Instruções
1. Reproduza o trecho do texto sobre os preços da energia que começa em "É também importante" e termina em "para a Europa.".
2. Indique todos os países citados pelo nome no texto sobre os preços da energia.
3. Por favor, escreva a continuação do texto sobre os preços da energia a partir da última frase apresentada.

Se a situação se agravar, a economia mundial, incluindo a da UE, corre o risco de sofrer perdas significativas.
Europa pode ser afetada pelo aumento dos preços da energia
Os preços do petróleo já subiram em consequência da tensão, com o Brent a atingir a marca psicologicamente importante de 80 dólares (73,12 euros). O Mar Vermelho representa 12% do comércio marítimo global de petróleo e 8% do gás natural liquefeito (GNL).
A quantidade de petróleo bruto que passa pelo Canal do Suez aumentou 60% desde 2020, de acordo com dados oficiais, uma vez que a Europa registou um aumento da procura desde os níveis mínimos da pandemia.
É também importante notar que a Europa tem vindo a importar petróleo dos produtores do Médio Oriente através do Canal do Suez desde que a UE impôs sanções à Rússia devido ao conflito na Ucrânia.
De acordo com o analista de dados de transporte de mercadorias Vortexa, um desvio resultante das perturbações no Mar Vermelho poderia levar a um aumento de 58 a 129% no tempo que os petroleiros demoram normalmente a percorrer as principais rotas mundiais, incluindo da Índia para a Europa e do Médio Oriente para a Europa.

Linhas fornecidas
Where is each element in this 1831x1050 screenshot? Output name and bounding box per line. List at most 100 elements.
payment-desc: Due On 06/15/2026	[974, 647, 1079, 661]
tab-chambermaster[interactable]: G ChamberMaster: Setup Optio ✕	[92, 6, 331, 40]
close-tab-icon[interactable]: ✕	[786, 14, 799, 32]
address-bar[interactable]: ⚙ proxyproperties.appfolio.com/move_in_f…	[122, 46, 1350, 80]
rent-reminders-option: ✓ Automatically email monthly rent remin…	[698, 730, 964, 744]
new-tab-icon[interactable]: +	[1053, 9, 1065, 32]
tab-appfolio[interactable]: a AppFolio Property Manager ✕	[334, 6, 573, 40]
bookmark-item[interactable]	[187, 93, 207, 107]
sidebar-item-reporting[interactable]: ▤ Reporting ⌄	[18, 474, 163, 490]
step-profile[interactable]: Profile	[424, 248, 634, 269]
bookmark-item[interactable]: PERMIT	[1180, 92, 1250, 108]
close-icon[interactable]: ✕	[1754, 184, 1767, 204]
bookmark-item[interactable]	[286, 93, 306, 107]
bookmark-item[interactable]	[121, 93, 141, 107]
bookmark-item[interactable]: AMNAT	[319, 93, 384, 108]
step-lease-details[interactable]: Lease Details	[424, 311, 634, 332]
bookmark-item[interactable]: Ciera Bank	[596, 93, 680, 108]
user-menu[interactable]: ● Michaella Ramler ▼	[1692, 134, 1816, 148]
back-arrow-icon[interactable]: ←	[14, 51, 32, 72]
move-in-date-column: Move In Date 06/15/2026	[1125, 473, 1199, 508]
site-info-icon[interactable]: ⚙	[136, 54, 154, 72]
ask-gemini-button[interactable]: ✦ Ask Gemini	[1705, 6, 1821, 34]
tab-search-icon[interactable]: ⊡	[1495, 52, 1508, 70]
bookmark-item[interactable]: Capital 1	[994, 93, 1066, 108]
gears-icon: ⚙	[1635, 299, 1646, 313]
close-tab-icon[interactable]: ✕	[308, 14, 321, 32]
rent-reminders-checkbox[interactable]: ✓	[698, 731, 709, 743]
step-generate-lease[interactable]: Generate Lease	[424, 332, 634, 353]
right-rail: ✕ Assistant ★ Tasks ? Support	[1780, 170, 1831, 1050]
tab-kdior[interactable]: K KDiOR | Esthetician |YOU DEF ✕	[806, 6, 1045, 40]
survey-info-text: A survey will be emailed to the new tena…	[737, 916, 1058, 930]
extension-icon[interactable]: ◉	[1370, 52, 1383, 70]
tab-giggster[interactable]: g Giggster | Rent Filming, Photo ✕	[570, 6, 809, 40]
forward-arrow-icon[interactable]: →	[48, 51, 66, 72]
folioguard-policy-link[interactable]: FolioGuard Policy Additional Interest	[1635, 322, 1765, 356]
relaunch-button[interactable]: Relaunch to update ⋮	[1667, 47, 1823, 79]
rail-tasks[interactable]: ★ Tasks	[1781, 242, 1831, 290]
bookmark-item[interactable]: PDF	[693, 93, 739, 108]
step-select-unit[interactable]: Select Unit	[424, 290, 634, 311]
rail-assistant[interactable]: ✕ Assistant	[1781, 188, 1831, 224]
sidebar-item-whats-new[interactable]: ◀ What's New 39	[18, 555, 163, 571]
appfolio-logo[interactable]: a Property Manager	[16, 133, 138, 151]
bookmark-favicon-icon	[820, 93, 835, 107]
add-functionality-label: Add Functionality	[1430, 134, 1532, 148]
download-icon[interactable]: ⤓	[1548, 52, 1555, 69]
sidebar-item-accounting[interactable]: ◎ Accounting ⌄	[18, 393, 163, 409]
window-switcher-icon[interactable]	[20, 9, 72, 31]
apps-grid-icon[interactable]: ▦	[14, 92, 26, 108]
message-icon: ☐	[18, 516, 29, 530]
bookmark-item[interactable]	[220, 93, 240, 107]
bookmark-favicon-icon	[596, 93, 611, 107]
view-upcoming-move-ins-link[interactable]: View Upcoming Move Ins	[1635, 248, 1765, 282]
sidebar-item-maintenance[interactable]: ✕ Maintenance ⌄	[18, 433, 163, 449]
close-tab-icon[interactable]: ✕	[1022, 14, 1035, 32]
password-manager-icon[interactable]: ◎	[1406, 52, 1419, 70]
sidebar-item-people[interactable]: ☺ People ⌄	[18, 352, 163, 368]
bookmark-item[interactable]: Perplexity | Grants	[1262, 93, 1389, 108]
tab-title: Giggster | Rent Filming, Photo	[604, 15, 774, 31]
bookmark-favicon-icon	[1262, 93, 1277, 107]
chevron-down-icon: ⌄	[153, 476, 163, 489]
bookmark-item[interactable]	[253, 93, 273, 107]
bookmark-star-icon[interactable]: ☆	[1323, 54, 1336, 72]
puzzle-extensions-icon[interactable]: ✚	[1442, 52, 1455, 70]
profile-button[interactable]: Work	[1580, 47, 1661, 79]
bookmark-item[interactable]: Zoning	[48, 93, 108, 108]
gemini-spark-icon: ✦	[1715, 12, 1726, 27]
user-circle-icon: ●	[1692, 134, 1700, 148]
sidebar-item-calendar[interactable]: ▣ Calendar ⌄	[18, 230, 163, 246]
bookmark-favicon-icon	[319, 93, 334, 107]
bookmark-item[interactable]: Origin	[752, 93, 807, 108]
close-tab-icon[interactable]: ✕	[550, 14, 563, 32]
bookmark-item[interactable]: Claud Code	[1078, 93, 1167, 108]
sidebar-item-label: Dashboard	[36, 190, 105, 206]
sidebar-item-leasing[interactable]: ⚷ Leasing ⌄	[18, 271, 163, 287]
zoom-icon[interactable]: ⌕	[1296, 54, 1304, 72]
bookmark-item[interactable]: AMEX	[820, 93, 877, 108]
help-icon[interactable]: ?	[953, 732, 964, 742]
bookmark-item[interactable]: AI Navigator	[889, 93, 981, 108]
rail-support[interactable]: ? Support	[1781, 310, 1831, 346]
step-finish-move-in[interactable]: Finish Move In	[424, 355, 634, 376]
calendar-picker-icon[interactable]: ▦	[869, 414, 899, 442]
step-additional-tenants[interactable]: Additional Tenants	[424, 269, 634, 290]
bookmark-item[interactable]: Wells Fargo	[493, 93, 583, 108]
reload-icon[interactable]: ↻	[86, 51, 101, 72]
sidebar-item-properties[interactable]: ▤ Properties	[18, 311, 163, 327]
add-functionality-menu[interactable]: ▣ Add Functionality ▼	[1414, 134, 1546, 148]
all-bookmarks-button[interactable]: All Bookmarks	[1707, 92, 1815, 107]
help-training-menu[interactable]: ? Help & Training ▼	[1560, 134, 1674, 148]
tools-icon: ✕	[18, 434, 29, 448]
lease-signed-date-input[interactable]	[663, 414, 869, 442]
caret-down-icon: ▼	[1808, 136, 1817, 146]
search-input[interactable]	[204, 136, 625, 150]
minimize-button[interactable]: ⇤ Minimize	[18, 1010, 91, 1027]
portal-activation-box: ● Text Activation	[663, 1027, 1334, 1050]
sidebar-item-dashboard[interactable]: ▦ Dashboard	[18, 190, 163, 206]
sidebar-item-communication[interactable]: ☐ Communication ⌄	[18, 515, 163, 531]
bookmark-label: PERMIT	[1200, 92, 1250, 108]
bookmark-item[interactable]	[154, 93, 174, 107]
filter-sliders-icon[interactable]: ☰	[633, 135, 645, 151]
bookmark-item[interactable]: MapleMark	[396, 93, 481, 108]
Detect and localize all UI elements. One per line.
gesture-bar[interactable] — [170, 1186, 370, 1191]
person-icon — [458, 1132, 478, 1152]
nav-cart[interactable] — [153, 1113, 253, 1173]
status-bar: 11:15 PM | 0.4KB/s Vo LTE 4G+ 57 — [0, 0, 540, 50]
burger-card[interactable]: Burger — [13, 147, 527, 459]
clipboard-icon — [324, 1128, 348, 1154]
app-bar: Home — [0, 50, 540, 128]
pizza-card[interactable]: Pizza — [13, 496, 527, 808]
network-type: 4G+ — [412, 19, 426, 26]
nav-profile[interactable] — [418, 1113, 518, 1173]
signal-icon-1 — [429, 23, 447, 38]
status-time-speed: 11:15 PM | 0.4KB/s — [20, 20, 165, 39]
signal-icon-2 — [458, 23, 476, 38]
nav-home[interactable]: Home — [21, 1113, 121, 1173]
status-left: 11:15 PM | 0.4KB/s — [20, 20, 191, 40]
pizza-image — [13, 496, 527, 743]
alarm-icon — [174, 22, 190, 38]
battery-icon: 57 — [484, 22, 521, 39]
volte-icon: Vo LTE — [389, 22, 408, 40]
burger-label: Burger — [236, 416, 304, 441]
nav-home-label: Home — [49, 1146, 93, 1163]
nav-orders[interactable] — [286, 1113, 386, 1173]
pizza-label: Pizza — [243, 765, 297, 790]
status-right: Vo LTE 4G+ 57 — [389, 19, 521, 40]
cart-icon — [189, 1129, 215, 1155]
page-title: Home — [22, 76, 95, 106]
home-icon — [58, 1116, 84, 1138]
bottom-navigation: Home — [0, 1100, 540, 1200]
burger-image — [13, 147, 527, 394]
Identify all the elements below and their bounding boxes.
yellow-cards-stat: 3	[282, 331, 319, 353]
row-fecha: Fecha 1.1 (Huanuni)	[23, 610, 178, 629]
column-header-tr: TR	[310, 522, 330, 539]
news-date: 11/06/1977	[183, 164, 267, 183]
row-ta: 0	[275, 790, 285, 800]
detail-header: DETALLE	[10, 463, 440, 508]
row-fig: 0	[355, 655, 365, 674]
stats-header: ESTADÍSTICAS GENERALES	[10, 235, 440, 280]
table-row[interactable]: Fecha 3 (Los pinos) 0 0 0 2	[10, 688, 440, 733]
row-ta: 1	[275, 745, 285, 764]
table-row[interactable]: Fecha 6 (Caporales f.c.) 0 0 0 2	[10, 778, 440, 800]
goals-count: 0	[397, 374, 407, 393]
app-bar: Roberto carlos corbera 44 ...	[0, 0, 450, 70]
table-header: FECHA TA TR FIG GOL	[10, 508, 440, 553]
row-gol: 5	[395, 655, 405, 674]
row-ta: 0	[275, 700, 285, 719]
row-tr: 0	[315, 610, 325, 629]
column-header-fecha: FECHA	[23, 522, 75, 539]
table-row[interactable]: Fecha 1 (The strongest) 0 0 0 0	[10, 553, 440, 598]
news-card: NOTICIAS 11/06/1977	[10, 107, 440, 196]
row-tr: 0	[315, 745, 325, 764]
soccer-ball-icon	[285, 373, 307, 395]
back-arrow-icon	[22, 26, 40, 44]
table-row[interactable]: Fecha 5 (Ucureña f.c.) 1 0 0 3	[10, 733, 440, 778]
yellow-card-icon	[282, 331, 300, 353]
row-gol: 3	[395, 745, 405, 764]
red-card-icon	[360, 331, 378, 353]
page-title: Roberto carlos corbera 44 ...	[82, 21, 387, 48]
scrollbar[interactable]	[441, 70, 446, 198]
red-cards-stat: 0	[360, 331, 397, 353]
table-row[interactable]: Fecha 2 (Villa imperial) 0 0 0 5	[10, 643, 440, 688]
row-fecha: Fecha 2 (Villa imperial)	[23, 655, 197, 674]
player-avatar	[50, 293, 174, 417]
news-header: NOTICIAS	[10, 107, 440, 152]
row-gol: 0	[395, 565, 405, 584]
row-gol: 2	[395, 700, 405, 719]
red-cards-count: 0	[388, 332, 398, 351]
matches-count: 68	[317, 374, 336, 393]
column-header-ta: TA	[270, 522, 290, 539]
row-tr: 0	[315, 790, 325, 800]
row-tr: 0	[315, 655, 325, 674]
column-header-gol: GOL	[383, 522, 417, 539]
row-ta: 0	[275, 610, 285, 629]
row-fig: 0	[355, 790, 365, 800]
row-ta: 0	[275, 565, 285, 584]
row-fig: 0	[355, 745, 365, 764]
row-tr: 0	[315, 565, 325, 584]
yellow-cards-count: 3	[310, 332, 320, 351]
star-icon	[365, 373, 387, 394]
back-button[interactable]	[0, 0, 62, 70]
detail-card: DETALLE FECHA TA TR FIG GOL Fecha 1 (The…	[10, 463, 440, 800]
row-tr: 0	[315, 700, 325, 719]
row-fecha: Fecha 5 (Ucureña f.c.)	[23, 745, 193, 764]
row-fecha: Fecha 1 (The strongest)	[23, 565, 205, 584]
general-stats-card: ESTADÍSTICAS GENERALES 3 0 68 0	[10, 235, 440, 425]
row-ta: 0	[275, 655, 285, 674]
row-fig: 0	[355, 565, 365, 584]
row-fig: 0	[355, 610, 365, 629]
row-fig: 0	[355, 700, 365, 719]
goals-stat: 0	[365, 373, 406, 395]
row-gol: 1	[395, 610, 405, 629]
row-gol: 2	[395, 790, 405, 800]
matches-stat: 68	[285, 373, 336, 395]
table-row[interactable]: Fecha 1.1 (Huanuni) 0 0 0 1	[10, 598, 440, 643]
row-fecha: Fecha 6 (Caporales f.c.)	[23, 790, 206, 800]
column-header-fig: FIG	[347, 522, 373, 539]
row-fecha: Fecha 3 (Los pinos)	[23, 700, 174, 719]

Exercícios resolvidos
1.
É também importante notar que a Europa tem vindo a importar petróleo dos produtores do Médio Oriente através do Canal do Suez desde que a UE impôs sanções à Rússia devido ao conflito na Ucrânia.
De acordo com o analista de dados de transporte de mercadorias Vortexa, um desvio resultante das perturbações no Mar Vermelho poderia levar a um aumento de 58 a 129% no tempo que os petroleiros demoram normalmente a percorrer as principais rotas mundiais, incluindo da Índia para a Europa e do Médio Oriente para a Europa.

2. Rússia, Ucrânia, Índia

3.
O momento não poderia ser pior, especialmente quando o inverno começa a chegar à Europa, com potenciais perturbações no fornecimento de energia que podem afetar diretamente as famílias.
Perturbações na cadeia de abastecimento
Mais de 15% do tráfego marítimo mundial passa pelo Mar Vermelho, o que faz dele uma das vias navegáveis estratégicas mais importantes do mundo. ~
Cerca de 123,5 milhões de toneladas métricas de mercadorias foram trocadas através do Mar Vermelho e mais de 22.000 navios passaram por ele em 2022, de acordo com os últimos números. Globalmente, 12% do volume do comércio mundial utiliza esta rota comercial.
No entanto, devido à perturbação, os contentores de transporte marítimo global das empresas de transporte marítimo do mundo estão a utilizar a rota mais longa, evitando o Mar Vermelho e contornando o Cabo da Boa Esperança.
Esta situação está a provocar um aumento das tarifas de transporte marítimo, uma vez que o custo por contentor aumentou entre 5.000 dólares (4.570 euros) e 8.000 dólares (7.312 euros), o que representa entre duas e cinco vezes mais do que a tarifa normal para esta época do ano.
Além disso, o desvio acrescenta cerca de 10 dias ou 3.500 milhas náuticas à distância habitual, o que se traduz num aumento dos prémios de seguro. De acordo com Xeneta, registou-se um aumento de 124% nas taxas de frete entre o Extremo Oriente e o Norte da Europa.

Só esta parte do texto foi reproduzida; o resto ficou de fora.